▶ [Task to carry out] Each line that follows is to be retyped exactly.

☆ ☆ ☆ ☆ ☆ ☆ ☆

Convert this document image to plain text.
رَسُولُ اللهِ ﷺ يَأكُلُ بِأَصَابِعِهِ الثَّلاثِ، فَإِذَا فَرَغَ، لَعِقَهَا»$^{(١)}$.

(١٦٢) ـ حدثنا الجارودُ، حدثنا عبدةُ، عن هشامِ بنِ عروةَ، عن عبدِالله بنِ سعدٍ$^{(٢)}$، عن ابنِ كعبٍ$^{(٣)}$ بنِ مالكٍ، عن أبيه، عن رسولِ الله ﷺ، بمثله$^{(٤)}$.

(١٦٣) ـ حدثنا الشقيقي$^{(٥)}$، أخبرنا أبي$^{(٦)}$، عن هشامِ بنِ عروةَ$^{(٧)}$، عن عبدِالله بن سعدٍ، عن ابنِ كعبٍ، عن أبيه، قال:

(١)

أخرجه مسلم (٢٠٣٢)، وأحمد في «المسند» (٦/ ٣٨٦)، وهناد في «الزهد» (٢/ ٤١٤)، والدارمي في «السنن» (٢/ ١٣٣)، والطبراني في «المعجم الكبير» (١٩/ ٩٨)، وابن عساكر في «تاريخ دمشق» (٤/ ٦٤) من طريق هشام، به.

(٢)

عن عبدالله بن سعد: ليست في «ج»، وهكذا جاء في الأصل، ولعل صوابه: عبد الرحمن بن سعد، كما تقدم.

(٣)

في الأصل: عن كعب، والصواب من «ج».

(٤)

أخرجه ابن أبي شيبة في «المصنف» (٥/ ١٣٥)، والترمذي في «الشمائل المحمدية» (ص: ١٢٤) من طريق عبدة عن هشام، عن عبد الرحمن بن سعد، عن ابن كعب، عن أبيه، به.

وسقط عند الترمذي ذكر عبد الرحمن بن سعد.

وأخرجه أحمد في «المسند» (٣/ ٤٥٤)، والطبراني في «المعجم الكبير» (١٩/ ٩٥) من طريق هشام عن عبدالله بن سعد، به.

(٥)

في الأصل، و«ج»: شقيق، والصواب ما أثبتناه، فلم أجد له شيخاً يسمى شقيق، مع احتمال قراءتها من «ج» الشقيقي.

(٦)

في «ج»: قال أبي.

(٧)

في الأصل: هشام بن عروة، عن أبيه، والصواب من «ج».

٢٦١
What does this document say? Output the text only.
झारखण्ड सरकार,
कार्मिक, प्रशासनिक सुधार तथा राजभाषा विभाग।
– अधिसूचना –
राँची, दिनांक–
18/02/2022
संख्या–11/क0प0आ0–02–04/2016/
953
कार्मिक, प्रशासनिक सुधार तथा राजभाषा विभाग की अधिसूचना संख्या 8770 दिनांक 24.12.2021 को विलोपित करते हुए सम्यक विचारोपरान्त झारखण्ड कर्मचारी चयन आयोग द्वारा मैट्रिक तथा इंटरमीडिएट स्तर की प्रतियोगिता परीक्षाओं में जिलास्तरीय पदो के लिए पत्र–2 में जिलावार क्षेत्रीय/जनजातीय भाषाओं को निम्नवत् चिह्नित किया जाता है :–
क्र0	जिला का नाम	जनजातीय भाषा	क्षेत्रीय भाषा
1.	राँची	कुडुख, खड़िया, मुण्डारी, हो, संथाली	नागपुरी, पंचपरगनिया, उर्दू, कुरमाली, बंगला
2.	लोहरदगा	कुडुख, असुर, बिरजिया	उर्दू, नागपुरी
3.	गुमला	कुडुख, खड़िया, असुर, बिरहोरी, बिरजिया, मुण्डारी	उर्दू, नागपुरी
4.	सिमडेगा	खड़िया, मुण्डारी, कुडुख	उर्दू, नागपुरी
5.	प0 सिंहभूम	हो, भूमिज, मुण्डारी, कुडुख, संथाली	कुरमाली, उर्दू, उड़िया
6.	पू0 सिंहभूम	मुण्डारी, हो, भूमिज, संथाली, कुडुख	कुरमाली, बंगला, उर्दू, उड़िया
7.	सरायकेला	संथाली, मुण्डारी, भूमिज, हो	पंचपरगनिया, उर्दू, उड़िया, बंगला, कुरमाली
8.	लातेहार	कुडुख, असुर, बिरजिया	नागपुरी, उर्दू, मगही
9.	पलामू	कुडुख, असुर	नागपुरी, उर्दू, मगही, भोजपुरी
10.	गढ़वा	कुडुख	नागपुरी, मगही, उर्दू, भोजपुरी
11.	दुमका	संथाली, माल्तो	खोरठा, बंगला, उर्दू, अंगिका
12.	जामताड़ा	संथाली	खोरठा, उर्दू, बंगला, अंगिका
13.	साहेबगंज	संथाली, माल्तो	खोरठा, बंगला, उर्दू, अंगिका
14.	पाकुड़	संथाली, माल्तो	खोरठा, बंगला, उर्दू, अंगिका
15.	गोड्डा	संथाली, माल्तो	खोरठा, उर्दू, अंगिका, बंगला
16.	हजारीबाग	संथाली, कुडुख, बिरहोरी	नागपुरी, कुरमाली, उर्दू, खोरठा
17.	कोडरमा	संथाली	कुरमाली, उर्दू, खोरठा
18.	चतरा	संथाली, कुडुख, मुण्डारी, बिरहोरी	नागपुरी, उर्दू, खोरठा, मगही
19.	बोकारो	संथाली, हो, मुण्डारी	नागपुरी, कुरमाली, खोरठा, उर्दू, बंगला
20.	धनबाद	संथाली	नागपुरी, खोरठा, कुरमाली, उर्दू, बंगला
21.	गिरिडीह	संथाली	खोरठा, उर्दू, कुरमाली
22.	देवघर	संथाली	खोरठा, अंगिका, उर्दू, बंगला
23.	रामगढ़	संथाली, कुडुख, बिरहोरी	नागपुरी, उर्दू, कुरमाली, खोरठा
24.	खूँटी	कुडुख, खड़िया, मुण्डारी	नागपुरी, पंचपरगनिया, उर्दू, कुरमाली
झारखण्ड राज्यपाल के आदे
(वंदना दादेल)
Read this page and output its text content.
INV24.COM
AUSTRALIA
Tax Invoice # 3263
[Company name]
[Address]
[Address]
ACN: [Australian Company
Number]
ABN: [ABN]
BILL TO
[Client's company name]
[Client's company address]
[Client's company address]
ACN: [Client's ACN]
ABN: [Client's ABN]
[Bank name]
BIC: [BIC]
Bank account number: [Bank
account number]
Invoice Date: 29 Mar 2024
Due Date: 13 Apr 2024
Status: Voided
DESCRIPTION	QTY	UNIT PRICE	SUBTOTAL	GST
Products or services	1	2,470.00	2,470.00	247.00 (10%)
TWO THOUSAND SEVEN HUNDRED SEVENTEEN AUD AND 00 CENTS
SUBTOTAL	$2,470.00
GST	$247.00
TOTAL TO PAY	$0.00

☆ ☆ ☆ ☆ ☆ ☆ ☆

▶ [Solution to this task]
Convert this document image to plain text.
رَسُولُ اللهِ ﷺ يَأكُلُ بِأَصَابِعِهِ الثَّلاثِ، فَإِذَا فَرَغَ، لَعِقَهَا»$^{(١)}$.

(١٦٢) ـ حدثنا الجارودُ، حدثنا عبدةُ، عن هشامِ بنِ عروةَ، عن عبدِالله بنِ سعدٍ$^{(٢)}$، عن ابنِ كعبٍ$^{(٣)}$ بنِ مالكٍ، عن أبيه، عن رسولِ الله ﷺ، بمثله$^{(٤)}$.

(١٦٣) ـ حدثنا الشقيقي$^{(٥)}$، أخبرنا أبي$^{(٦)}$، عن هشامِ بنِ عروةَ$^{(٧)}$، عن عبدِالله بن سعدٍ، عن ابنِ كعبٍ، عن أبيه، قال:

(١)

أخرجه مسلم (٢٠٣٢)، وأحمد في «المسند» (٦/ ٣٨٦)، وهناد في «الزهد» (٢/ ٤١٤)، والدارمي في «السنن» (٢/ ١٣٣)، والطبراني في «المعجم الكبير» (١٩/ ٩٨)، وابن عساكر في «تاريخ دمشق» (٤/ ٦٤) من طريق هشام، به.

(٢)

عن عبدالله بن سعد: ليست في «ج»، وهكذا جاء في الأصل، ولعل صوابه: عبد الرحمن بن سعد، كما تقدم.

(٣)

في الأصل: عن كعب، والصواب من «ج».

(٤)

أخرجه ابن أبي شيبة في «المصنف» (٥/ ١٣٥)، والترمذي في «الشمائل المحمدية» (ص: ١٢٤) من طريق عبدة عن هشام، عن عبد الرحمن بن سعد، عن ابن كعب، عن أبيه، به.

وسقط عند الترمذي ذكر عبد الرحمن بن سعد.

وأخرجه أحمد في «المسند» (٣/ ٤٥٤)، والطبراني في «المعجم الكبير» (١٩/ ٩٥) من طريق هشام عن عبدالله بن سعد، به.

(٥)

في الأصل، و«ج»: شقيق، والصواب ما أثبتناه، فلم أجد له شيخاً يسمى شقيق، مع احتمال قراءتها من «ج» الشقيقي.

(٦)

في «ج»: قال أبي.

(٧)

في الأصل: هشام بن عروة، عن أبيه، والصواب من «ج».

٢٦١
What does this document say? Output the text only.
झारखण्ड सरकार,
कार्मिक, प्रशासनिक सुधार तथा राजभाषा विभाग।
– अधिसूचना –
राँची, दिनांक–
18/02/2022
संख्या–11/क0प0आ0–02–04/2016/
953
कार्मिक, प्रशासनिक सुधार तथा राजभाषा विभाग की अधिसूचना संख्या 8770 दिनांक 24.12.2021 को विलोपित करते हुए सम्यक विचारोपरान्त झारखण्ड कर्मचारी चयन आयोग द्वारा मैट्रिक तथा इंटरमीडिएट स्तर की प्रतियोगिता परीक्षाओं में जिलास्तरीय पदो के लिए पत्र–2 में जिलावार क्षेत्रीय/जनजातीय भाषाओं को निम्नवत् चिह्नित किया जाता है :–
क्र0	जिला का नाम	जनजातीय भाषा	क्षेत्रीय भाषा
1.	राँची	कुडुख, खड़िया, मुण्डारी, हो, संथाली	नागपुरी, पंचपरगनिया, उर्दू, कुरमाली, बंगला
2.	लोहरदगा	कुडुख, असुर, बिरजिया	उर्दू, नागपुरी
3.	गुमला	कुडुख, खड़िया, असुर, बिरहोरी, बिरजिया, मुण्डारी	उर्दू, नागपुरी
4.	सिमडेगा	खड़िया, मुण्डारी, कुडुख	उर्दू, नागपुरी
5.	प0 सिंहभूम	हो, भूमिज, मुण्डारी, कुडुख, संथाली	कुरमाली, उर्दू, उड़िया
6.	पू0 सिंहभूम	मुण्डारी, हो, भूमिज, संथाली, कुडुख	कुरमाली, बंगला, उर्दू, उड़िया
7.	सरायकेला	संथाली, मुण्डारी, भूमिज, हो	पंचपरगनिया, उर्दू, उड़िया, बंगला, कुरमाली
8.	लातेहार	कुडुख, असुर, बिरजिया	नागपुरी, उर्दू, मगही
9.	पलामू	कुडुख, असुर	नागपुरी, उर्दू, मगही, भोजपुरी
10.	गढ़वा	कुडुख	नागपुरी, मगही, उर्दू, भोजपुरी
11.	दुमका	संथाली, माल्तो	खोरठा, बंगला, उर्दू, अंगिका
12.	जामताड़ा	संथाली	खोरठा, उर्दू, बंगला, अंगिका
13.	साहेबगंज	संथाली, माल्तो	खोरठा, बंगला, उर्दू, अंगिका
14.	पाकुड़	संथाली, माल्तो	खोरठा, बंगला, उर्दू, अंगिका
15.	गोड्डा	संथाली, माल्तो	खोरठा, उर्दू, अंगिका, बंगला
16.	हजारीबाग	संथाली, कुडुख, बिरहोरी	नागपुरी, कुरमाली, उर्दू, खोरठा
17.	कोडरमा	संथाली	कुरमाली, उर्दू, खोरठा
18.	चतरा	संथाली, कुडुख, मुण्डारी, बिरहोरी	नागपुरी, उर्दू, खोरठा, मगही
19.	बोकारो	संथाली, हो, मुण्डारी	नागपुरी, कुरमाली, खोरठा, उर्दू, बंगला
20.	धनबाद	संथाली	नागपुरी, खोरठा, कुरमाली, उर्दू, बंगला
21.	गिरिडीह	संथाली	खोरठा, उर्दू, कुरमाली
22.	देवघर	संथाली	खोरठा, अंगिका, उर्दू, बंगला
23.	रामगढ़	संथाली, कुडुख, बिरहोरी	नागपुरी, उर्दू, कुरमाली, खोरठा
24.	खूँटी	कुडुख, खड़िया, मुण्डारी	नागपुरी, पंचपरगनिया, उर्दू, कुरमाली
झारखण्ड राज्यपाल के आदे
(वंदना दादेल)
Read this page and output its text content.
INV24.COM
AUSTRALIA
Tax Invoice # 3263
[Company name]
[Address]
[Address]
ACN: [Australian Company
Number]
ABN: [ABN]
BILL TO
[Client's company name]
[Client's company address]
[Client's company address]
ACN: [Client's ACN]
ABN: [Client's ABN]
[Bank name]
BIC: [BIC]
Bank account number: [Bank
account number]
Invoice Date: 29 Mar 2024
Due Date: 13 Apr 2024
Status: Voided
DESCRIPTION	QTY	UNIT PRICE	SUBTOTAL	GST
Products or services	1	2,470.00	2,470.00	247.00 (10%)
TWO THOUSAND SEVEN HUNDRED SEVENTEEN AUD AND 00 CENTS
SUBTOTAL	$2,470.00
GST	$247.00
TOTAL TO PAY	$0.00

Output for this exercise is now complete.